CONSIGNE 1
D'après le texte sur les transports, quelle solution de mobilité est la plus responsable sur le plan écologique ?
CONSIGNE 2
Dans le texte sur les transports, relevez toutes les pistes citées juste avant les mots « les pistes ne manquent pas ».
CONSIGNE 3
Résumez plus brièvement le paragraphe du texte sur les transports qui commence par « Les normes sanitaires contraignantes », sans perdre ses faits principaux.

DOCUMENT SOURCE
══════════════════════════════
Mais de surcroît, en raison de sa dépendance quasi totale aux produits pétroliers et d’une forte hausse du besoin de mobilité, le secteur des transports pourrait représenter le premier risque à court terme pour les sociétés modernes en général, et pour notre territoire régional en particulier. La crise actuelle est née d’un problème sanitaire ; qu’en serait-il en cas de rupture d’approvisionnement en pétrole ? 

Ainsi, réduire l’impact environnemental de nos transports, c’est en même temps contribuer à leur résilience, à la résilience de nos systèmes.

Les normes sanitaires contraignantes pour le transport collectif disparaîtront progressivement : soutenons-le massivement pour enclencher un saut qualitatif une fois la crise passée, et un changement de réflexes de mobilité à l’heure où chacun envisage de faire évoluer ses pratiques dans « le monde d’après ». Le ferroviaire apparaît comme la solution de mobilité la plus responsable écologiquement, mais aussi plus égalitaire pour les territoires comme pour les personnes, au quotidien. Prioriser l’affectation des investissements majeurs aux transports ferroviaires du quotidien, fixer des objectifs ambitieux et exhaustifs en termes de dessertes ferroviaires pour les territoires ruraux, poursuivre la politique volontariste de la Région en ce sens, revendiquer le rôle de la locomotive régionale sur ces politiques : les pistes ne manquent pas.
══════════════════════════════
(Entrées tirées d'une collection)
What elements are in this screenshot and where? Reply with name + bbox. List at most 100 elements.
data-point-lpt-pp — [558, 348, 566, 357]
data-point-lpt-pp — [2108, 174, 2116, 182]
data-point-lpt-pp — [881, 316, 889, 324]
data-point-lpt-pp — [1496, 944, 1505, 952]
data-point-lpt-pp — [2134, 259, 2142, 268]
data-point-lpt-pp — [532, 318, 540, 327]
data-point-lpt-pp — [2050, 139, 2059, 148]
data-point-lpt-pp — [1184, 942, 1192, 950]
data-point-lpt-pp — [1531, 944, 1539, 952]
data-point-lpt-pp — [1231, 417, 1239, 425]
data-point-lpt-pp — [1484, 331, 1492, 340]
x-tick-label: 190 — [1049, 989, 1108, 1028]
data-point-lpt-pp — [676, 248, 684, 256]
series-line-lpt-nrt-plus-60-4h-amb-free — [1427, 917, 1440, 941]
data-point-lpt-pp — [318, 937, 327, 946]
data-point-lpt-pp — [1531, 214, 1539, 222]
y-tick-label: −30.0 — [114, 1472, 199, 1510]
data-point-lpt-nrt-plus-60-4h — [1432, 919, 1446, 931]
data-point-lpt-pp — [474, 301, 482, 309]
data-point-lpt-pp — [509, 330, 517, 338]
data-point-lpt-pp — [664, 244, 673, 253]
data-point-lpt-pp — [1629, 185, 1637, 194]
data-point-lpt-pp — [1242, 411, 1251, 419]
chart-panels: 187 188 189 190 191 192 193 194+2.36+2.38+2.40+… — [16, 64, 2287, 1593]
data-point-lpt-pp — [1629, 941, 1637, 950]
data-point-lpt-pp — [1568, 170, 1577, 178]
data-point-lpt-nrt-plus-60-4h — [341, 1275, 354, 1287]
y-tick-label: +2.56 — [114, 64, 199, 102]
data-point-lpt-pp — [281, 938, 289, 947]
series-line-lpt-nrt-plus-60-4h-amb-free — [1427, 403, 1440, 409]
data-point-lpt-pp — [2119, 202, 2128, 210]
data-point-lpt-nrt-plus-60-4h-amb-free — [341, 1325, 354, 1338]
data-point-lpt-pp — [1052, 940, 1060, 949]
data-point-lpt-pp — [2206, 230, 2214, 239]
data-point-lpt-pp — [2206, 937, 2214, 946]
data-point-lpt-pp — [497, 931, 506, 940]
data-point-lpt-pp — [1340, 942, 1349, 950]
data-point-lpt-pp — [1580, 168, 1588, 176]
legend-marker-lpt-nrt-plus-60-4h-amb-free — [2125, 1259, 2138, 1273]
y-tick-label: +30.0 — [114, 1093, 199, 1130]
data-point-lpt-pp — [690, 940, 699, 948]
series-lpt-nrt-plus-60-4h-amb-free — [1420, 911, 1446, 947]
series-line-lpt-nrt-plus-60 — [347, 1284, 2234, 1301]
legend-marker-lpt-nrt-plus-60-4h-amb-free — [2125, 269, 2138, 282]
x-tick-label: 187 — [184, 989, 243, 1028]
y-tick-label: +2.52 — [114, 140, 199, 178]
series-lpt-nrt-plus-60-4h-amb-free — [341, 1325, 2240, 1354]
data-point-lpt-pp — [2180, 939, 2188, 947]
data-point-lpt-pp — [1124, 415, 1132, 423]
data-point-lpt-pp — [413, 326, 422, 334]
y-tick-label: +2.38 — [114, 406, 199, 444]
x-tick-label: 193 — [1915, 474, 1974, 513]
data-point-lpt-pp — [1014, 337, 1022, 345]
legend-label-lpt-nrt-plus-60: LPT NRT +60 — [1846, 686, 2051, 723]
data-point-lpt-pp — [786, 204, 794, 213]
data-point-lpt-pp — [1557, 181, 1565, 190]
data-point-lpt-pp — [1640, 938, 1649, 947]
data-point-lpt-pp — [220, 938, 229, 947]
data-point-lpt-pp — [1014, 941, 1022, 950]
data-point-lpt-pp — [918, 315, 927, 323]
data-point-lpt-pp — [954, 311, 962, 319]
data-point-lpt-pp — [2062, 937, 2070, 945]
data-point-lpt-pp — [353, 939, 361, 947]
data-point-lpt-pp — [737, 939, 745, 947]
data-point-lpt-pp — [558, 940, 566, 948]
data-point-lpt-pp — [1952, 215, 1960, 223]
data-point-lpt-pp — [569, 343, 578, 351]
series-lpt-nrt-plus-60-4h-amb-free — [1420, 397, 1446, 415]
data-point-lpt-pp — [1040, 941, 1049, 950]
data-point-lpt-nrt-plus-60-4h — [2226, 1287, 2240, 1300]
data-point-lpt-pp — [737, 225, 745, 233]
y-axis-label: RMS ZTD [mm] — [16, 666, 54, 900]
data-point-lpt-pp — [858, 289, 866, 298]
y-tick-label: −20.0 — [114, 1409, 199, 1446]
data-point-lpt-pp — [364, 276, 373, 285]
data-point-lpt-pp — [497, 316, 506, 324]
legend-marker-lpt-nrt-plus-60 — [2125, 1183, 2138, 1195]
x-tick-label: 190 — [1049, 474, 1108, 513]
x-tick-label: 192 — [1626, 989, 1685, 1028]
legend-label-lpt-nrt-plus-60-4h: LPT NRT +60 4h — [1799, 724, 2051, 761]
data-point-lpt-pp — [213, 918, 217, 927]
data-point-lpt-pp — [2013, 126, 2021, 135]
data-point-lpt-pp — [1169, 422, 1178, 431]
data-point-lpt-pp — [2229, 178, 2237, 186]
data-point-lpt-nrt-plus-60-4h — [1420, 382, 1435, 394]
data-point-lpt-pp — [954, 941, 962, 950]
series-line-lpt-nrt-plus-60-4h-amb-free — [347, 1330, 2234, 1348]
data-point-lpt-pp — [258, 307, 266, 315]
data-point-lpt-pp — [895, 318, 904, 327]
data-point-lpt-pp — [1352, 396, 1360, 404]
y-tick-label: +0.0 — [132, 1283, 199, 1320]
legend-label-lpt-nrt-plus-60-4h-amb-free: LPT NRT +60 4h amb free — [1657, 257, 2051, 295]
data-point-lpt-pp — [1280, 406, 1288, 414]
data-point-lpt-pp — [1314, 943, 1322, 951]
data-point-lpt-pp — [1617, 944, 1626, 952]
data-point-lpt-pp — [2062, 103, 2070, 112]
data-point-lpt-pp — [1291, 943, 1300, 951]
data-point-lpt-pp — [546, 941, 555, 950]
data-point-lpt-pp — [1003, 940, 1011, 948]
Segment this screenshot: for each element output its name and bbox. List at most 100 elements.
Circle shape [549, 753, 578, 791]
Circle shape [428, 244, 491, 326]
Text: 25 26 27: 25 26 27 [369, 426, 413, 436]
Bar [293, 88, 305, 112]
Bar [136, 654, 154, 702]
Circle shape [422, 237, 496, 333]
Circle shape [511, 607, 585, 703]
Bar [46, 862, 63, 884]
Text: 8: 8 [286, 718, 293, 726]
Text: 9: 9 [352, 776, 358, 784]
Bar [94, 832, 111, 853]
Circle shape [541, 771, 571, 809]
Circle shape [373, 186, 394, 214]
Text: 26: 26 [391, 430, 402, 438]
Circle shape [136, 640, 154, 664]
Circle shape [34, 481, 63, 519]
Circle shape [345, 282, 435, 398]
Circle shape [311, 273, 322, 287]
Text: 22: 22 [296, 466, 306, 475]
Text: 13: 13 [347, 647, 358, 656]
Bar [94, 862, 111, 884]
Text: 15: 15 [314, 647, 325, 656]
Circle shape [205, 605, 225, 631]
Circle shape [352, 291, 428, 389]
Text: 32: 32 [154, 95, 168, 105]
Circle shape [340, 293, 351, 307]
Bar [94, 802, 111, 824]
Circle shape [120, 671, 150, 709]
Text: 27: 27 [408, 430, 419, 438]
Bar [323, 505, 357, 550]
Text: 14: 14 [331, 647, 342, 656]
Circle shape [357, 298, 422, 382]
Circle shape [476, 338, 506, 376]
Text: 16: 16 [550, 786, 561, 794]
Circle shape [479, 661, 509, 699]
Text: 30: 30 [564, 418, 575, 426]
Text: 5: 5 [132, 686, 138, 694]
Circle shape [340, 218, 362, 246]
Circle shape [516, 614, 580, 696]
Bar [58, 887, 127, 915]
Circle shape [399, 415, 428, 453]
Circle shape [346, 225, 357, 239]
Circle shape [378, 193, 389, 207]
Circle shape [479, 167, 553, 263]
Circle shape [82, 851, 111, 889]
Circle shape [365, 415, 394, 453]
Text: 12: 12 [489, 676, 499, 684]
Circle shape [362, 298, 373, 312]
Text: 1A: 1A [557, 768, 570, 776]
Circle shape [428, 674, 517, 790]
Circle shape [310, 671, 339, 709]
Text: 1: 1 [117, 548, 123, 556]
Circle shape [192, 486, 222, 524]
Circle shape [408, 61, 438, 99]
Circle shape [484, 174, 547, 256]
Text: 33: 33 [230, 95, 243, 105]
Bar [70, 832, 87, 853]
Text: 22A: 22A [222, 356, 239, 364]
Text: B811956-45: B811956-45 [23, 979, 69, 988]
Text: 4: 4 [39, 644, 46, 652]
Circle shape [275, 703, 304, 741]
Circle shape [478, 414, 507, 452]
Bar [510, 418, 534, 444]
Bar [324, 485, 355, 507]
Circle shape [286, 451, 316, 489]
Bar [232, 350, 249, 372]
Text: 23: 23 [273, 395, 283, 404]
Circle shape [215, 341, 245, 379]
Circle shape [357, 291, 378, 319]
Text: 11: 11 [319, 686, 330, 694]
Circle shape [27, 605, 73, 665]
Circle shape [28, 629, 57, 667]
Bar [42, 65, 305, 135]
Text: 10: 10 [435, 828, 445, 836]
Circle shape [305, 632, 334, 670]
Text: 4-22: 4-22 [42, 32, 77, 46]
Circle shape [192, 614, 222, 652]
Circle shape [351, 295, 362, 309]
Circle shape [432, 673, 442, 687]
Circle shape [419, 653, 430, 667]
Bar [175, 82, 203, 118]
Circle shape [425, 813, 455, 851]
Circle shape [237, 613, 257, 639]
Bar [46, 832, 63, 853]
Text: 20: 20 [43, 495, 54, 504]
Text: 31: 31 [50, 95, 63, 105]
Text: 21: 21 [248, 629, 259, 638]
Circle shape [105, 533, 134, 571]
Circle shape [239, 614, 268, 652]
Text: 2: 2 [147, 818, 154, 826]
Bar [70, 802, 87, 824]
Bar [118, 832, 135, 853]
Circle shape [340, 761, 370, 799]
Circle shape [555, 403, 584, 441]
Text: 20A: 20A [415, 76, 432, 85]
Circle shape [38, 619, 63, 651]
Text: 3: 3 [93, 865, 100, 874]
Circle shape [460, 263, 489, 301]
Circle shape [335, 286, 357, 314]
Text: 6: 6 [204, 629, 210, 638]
══════════════════════════════
BONNE RÉPONSE 1
Le ferroviaire.

BONNE RÉPONSE 2
- Prioriser l'affectation des investissements majeurs aux transports ferroviaires du quotidien
- Fixer des objectifs ambitieux et exhaustifs en termes de dessertes ferroviaires pour les territoires ruraux
- Poursuivre la politique volontariste de la Région en ce sens
- Revendiquer le rôle de la locomotive régionale sur ces politiques

BONNE RÉPONSE 3
Les normes sanitaires qui pèsent sur le transport collectif vont peu à peu disparaître. Il faut donc le soutenir fortement pour qu'il progresse après la crise et que les habitudes de mobilité changent dans « le monde d'après ». Le ferroviaire est la solution la plus écologique, et aussi la plus égalitaire pour les territoires et les personnes. Les pistes sont nombreuses : donner la priorité aux investissements dans le train du quotidien, fixer des objectifs ambitieux de dessertes pour les territoires ruraux, poursuivre la politique volontariste de la Région et affirmer son rôle moteur.